▶ PROBLEM DETAILS
Where does the string "they" appear in the records? Copy every line that contains it.
— BEGIN DATA SUPPLIED —
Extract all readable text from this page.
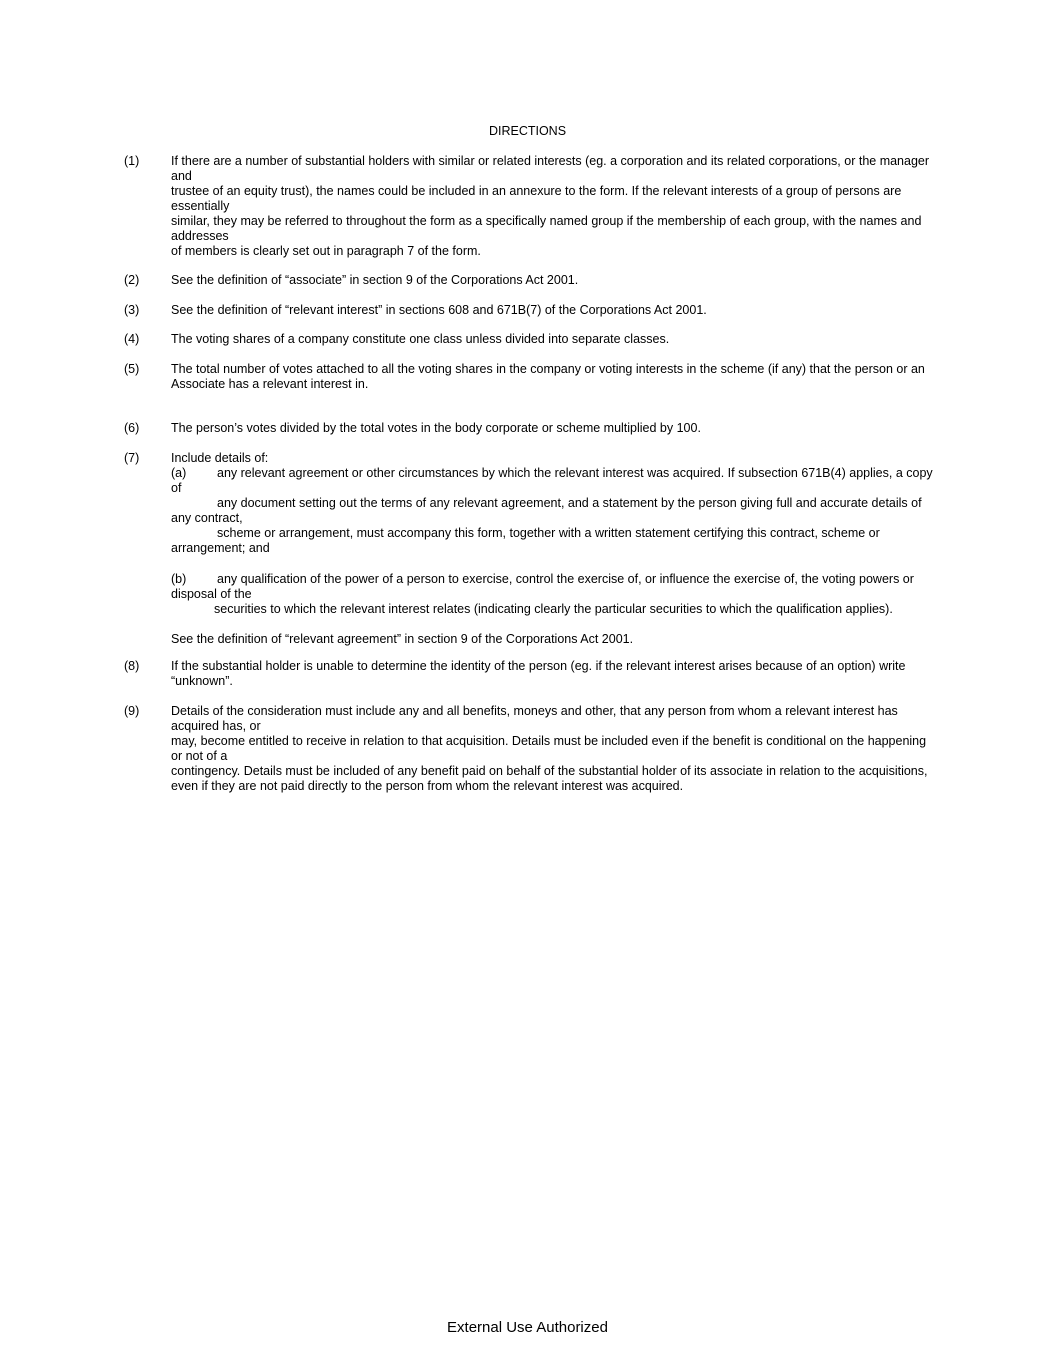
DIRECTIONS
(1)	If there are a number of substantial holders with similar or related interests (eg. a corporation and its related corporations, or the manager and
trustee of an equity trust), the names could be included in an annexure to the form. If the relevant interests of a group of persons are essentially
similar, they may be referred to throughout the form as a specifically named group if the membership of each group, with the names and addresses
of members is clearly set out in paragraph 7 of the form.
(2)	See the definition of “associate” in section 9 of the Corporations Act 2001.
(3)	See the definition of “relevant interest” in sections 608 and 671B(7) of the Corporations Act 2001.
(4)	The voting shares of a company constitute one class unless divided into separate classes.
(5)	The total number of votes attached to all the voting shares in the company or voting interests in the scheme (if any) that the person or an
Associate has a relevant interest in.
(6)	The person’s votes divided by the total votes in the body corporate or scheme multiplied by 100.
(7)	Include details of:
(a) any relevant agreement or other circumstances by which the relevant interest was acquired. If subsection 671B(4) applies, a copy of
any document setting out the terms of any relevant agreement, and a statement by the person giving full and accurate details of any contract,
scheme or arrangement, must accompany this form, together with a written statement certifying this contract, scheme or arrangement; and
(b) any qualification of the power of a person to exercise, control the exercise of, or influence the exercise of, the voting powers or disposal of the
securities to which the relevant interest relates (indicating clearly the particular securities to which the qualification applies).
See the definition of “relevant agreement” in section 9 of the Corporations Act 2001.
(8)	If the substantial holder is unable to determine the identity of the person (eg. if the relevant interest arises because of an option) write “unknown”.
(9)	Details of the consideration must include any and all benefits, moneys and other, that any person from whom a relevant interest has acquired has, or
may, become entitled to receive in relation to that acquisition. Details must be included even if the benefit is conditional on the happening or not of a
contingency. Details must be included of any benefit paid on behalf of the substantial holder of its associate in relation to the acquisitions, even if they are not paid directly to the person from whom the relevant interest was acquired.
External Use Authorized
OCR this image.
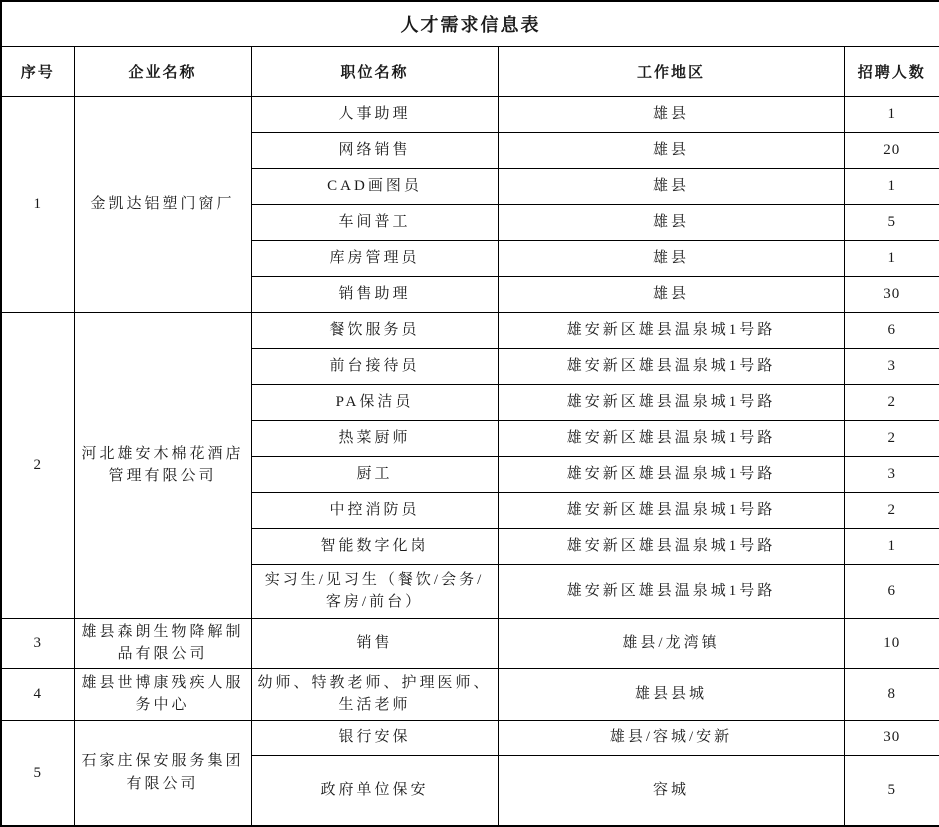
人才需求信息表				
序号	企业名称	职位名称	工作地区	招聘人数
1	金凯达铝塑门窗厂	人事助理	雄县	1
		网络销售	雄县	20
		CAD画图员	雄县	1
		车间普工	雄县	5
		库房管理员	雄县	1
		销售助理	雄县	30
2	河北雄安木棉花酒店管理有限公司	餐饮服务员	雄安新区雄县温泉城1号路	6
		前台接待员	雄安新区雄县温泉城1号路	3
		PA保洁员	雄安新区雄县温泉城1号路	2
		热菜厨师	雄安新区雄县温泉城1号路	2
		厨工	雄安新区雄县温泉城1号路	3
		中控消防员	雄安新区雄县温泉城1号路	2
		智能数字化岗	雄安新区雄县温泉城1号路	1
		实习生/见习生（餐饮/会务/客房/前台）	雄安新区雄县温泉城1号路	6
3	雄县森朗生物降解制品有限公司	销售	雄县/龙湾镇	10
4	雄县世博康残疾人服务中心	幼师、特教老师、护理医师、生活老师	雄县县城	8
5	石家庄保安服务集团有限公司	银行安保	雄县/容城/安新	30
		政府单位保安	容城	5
— END DATA SUPPLIED —
▶ FULL ANSWER
similar, they may be referred to throughout the form as a specifically named group if the membership of each group, with the names and addresses
contingency. Details must be included of any benefit paid on behalf of the substantial holder of its associate in relation to the acquisitions, even if they are not paid directly to the person from whom the relevant interest was acquired.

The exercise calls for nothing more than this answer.